→ **TASK OBJECTIVE**: How many lines hold the string "intensity"? Reply with the number alone.

--- BEGIN INFORMATION SHOWN ---

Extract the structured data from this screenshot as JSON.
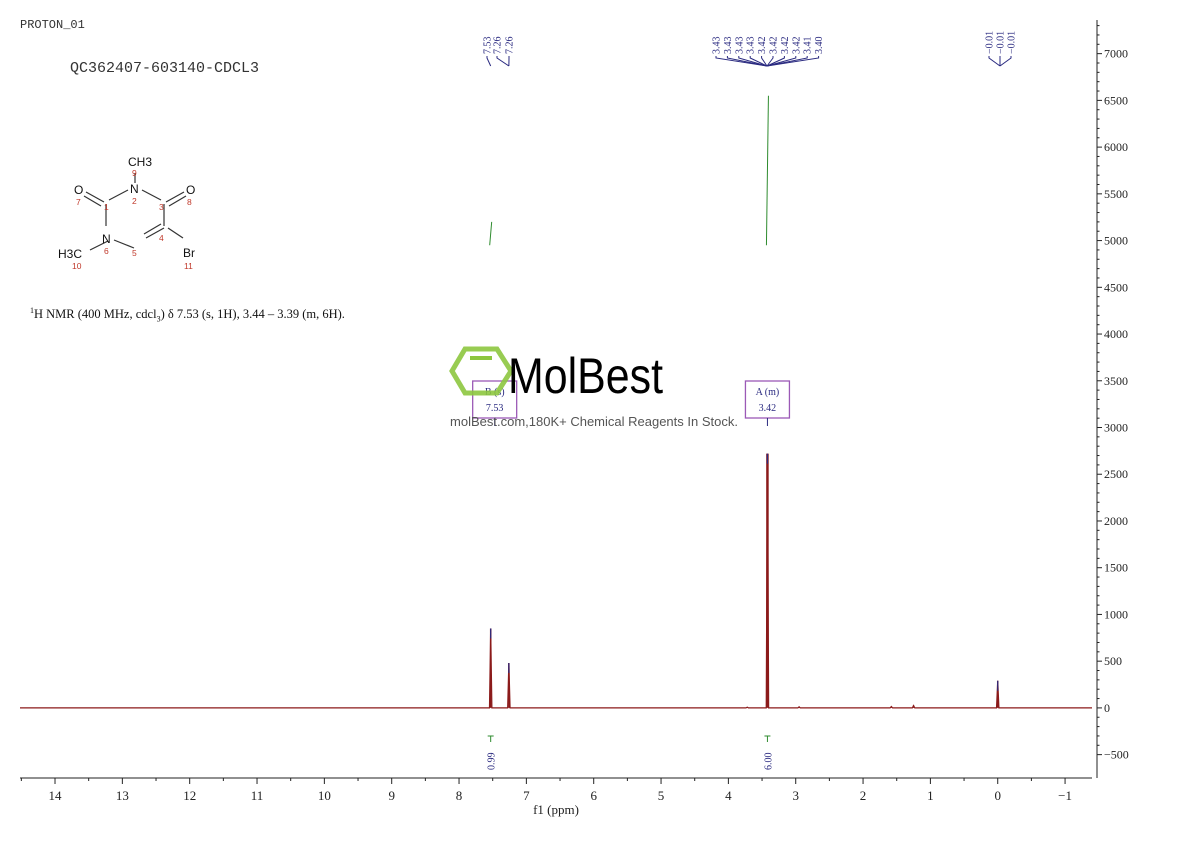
{
  "header": {
    "experiment": "PROTON_01",
    "sample": "QC362407-603140-CDCL3",
    "description": {
      "sup": "1",
      "part1": "H NMR (400 MHz, cdcl",
      "sub": "3",
      "part2": ") δ 7.53 (s, 1H), 3.44 – 3.39 (m, 6H)."
    }
  },
  "molecule": {
    "atoms": {
      "ch3_top": "CH3",
      "n2": "N",
      "n6": "N",
      "o7": "O",
      "o8": "O",
      "br": "Br",
      "h3c": "H3C"
    },
    "numbers": [
      "1",
      "2",
      "3",
      "4",
      "5",
      "6",
      "7",
      "8",
      "9",
      "10",
      "11"
    ],
    "label_color": "#c0392b"
  },
  "watermark": {
    "brand": "MolBest",
    "tagline": "molBest.com,180K+ Chemical Reagents In Stock.",
    "logo_color": "#8dc63f"
  },
  "chart_data": {
    "type": "line",
    "xlabel": "f1 (ppm)",
    "xlim": [
      14.52,
      -1.4
    ],
    "ylim": [
      -750,
      7360
    ],
    "x_ticks": [
      14,
      13,
      12,
      11,
      10,
      9,
      8,
      7,
      6,
      5,
      4,
      3,
      2,
      1,
      0,
      -1
    ],
    "y_ticks": [
      -500,
      0,
      500,
      1000,
      1500,
      2000,
      2500,
      3000,
      3500,
      4000,
      4500,
      5000,
      5500,
      6000,
      6500,
      7000
    ],
    "grid": false,
    "spectrum_color": "#8b1a1a",
    "integral_color": "#2e8b2e",
    "peak_label_color": "#2a2a80",
    "multiplet_box_color": "#9b59b6",
    "peaks": [
      {
        "ppm": 7.53,
        "intensity": 850
      },
      {
        "ppm": 7.26,
        "intensity": 480
      },
      {
        "ppm": 3.42,
        "intensity": 2720
      },
      {
        "ppm": 0.0,
        "intensity": 290
      },
      {
        "ppm": 1.58,
        "intensity": 15
      },
      {
        "ppm": 1.25,
        "intensity": 25
      },
      {
        "ppm": 2.95,
        "intensity": 12
      },
      {
        "ppm": 3.72,
        "intensity": 8
      }
    ],
    "peak_labels": [
      {
        "group": "7.5",
        "values": [
          "7.53",
          "7.26",
          "7.26"
        ]
      },
      {
        "group": "3.4",
        "values": [
          "3.43",
          "3.43",
          "3.43",
          "3.43",
          "3.42",
          "3.42",
          "3.42",
          "3.42",
          "3.41",
          "3.40"
        ]
      },
      {
        "group": "0",
        "values": [
          "-0.01",
          "-0.01",
          "-0.01"
        ]
      }
    ],
    "multiplets": [
      {
        "label": "B (s)",
        "shift": "7.53",
        "ppm": 7.53
      },
      {
        "label": "A (m)",
        "shift": "3.42",
        "ppm": 3.42
      }
    ],
    "integrals": [
      {
        "ppm": 7.53,
        "value": "0.99",
        "curve_from": 4950,
        "curve_to": 5200
      },
      {
        "ppm": 3.42,
        "value": "6.00",
        "curve_from": 4950,
        "curve_to": 6550
      }
    ]
  }
}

--- END INFORMATION SHOWN ---

→ **CORRECT OUTPUT**: 8